» **WORK INSTRUCTIONS**: Consider the listing below. Extract exactly the lines from the line containing "Parse this screenshot: output" to the line containing "Read all visible content and emit it as JSON.", both included.

» **RECORDS FOR PROCESSING**:
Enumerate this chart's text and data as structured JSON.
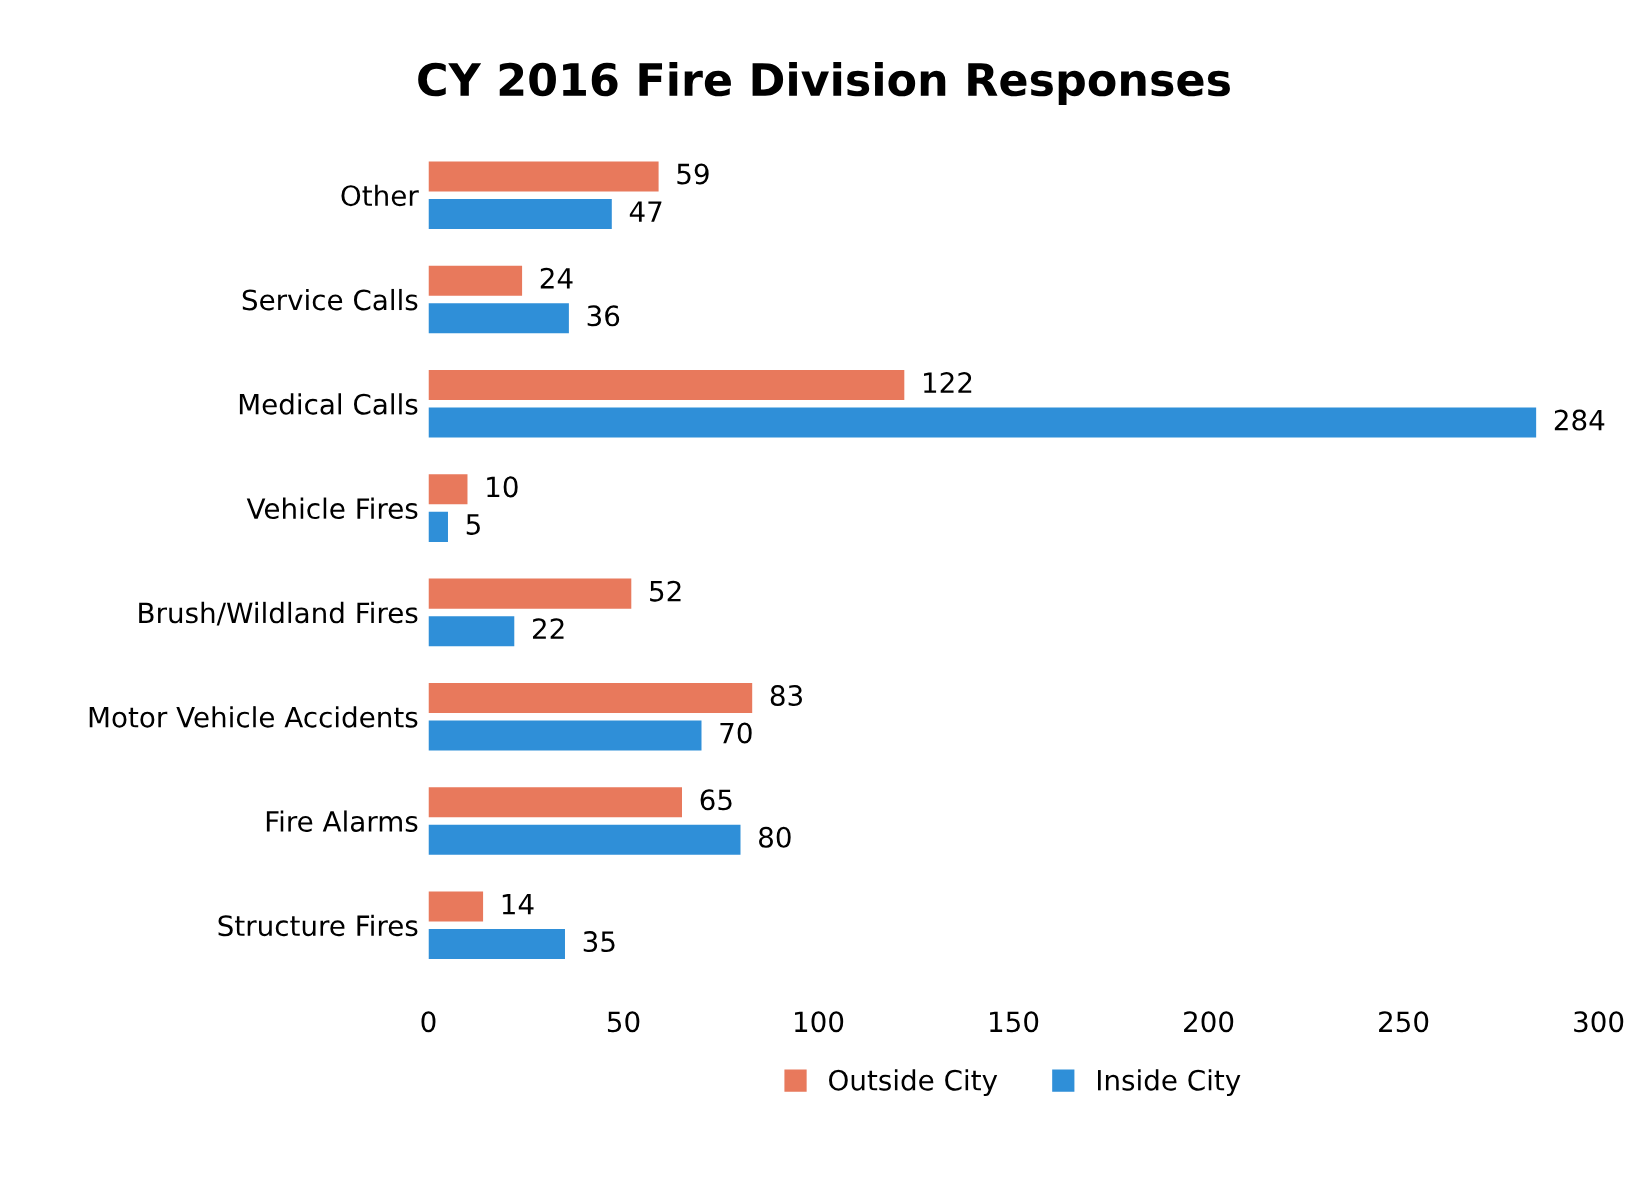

---

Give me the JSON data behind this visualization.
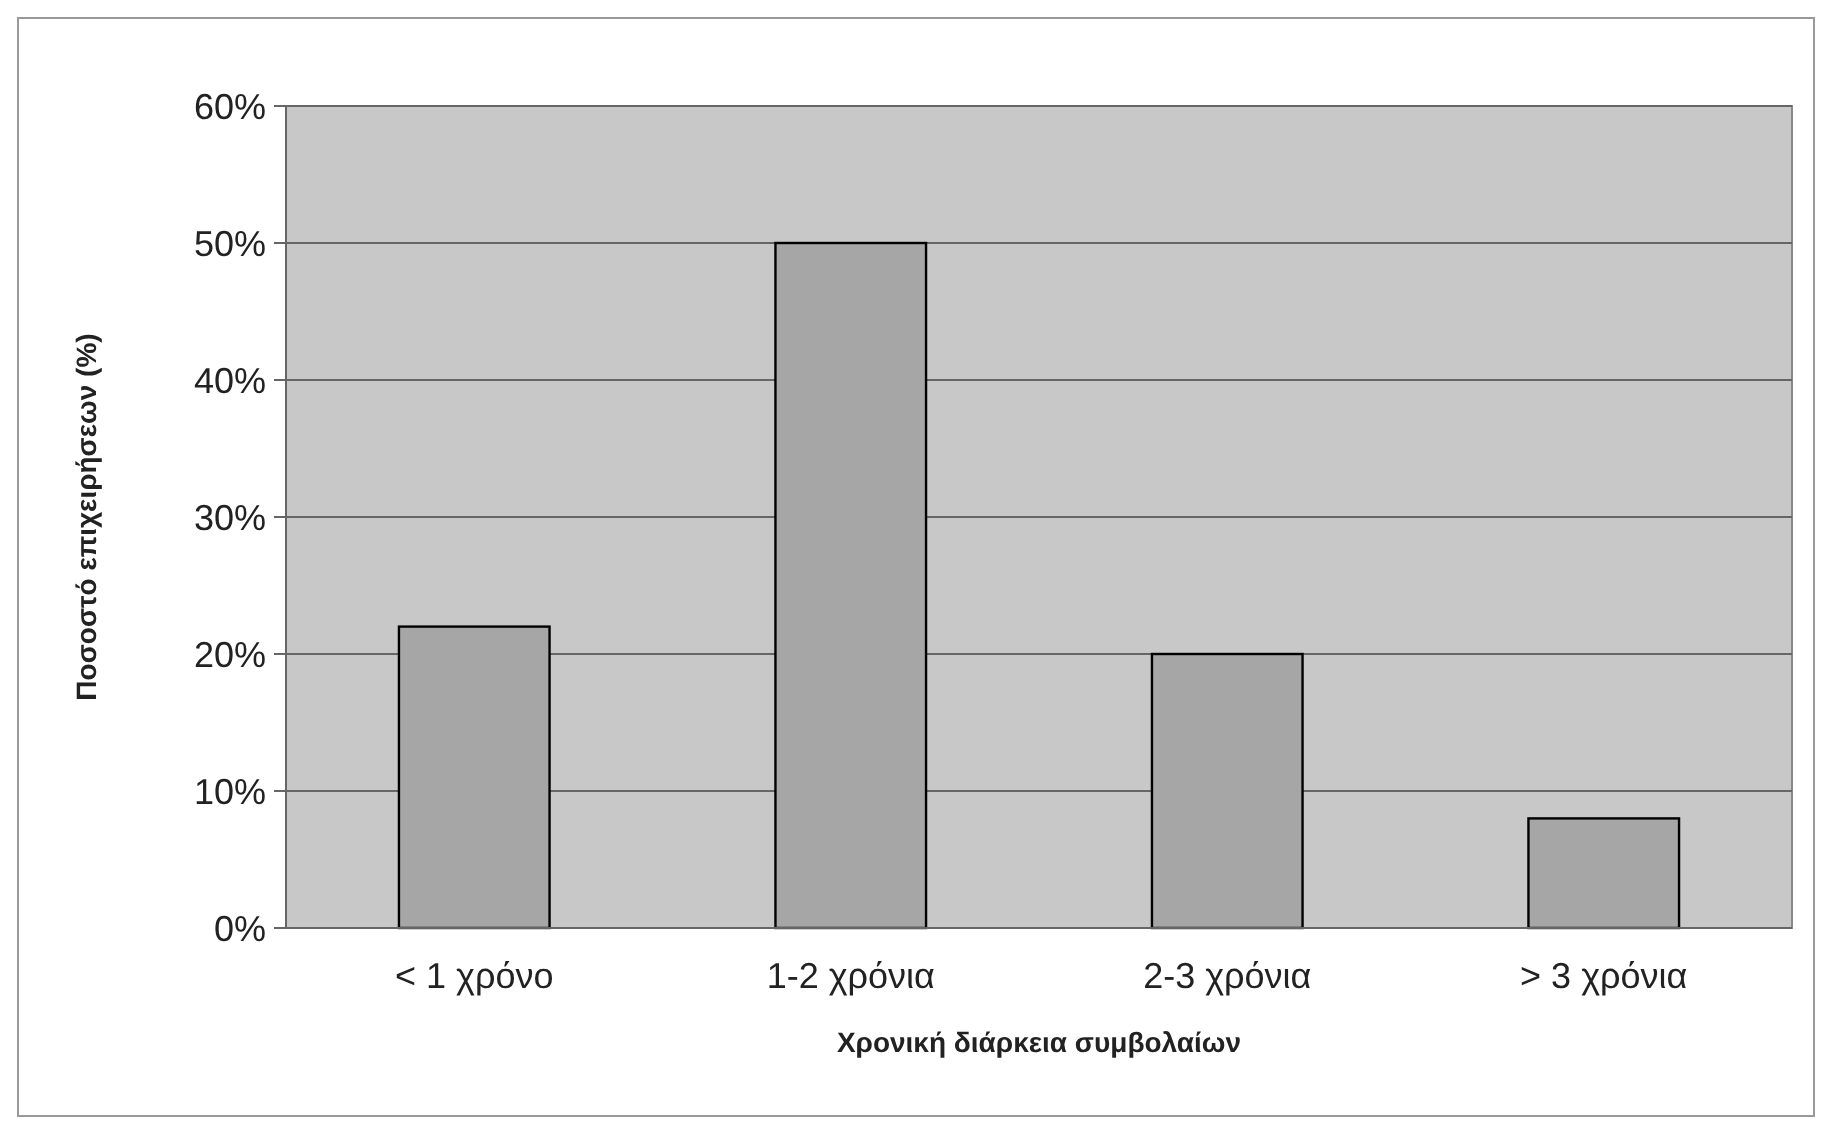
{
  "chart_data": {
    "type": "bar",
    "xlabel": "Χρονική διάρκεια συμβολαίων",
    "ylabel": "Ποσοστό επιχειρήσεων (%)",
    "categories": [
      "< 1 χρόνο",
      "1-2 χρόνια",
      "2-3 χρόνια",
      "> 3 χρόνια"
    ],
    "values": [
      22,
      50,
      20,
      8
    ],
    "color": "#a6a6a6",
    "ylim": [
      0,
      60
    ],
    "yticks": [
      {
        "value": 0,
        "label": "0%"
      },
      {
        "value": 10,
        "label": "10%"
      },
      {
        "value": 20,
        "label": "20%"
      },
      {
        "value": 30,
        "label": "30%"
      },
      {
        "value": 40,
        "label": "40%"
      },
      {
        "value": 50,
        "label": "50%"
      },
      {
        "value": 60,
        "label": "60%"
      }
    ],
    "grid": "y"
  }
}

...

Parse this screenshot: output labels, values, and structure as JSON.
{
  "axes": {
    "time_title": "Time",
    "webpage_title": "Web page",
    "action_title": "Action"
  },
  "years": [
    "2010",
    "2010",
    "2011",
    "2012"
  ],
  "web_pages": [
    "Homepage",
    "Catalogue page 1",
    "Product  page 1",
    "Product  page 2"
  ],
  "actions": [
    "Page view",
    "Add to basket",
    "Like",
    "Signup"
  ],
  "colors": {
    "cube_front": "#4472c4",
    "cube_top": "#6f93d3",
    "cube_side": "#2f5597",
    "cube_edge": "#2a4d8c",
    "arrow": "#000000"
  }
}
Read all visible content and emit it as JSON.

» **WORKED SOLUTION**:
Parse this screenshot: output labels, values, and structure as JSON.
{
  "axes": {
    "time_title": "Time",
    "webpage_title": "Web page",
    "action_title": "Action"
  },
  "years": [
    "2010",
    "2010",
    "2011",
    "2012"
  ],
  "web_pages": [
    "Homepage",
    "Catalogue page 1",
    "Product  page 1",
    "Product  page 2"
  ],
  "actions": [
    "Page view",
    "Add to basket",
    "Like",
    "Signup"
  ],
  "colors": {
    "cube_front": "#4472c4",
    "cube_top": "#6f93d3",
    "cube_side": "#2f5597",
    "cube_edge": "#2a4d8c",
    "arrow": "#000000"
  }
}
Read all visible content and emit it as JSON.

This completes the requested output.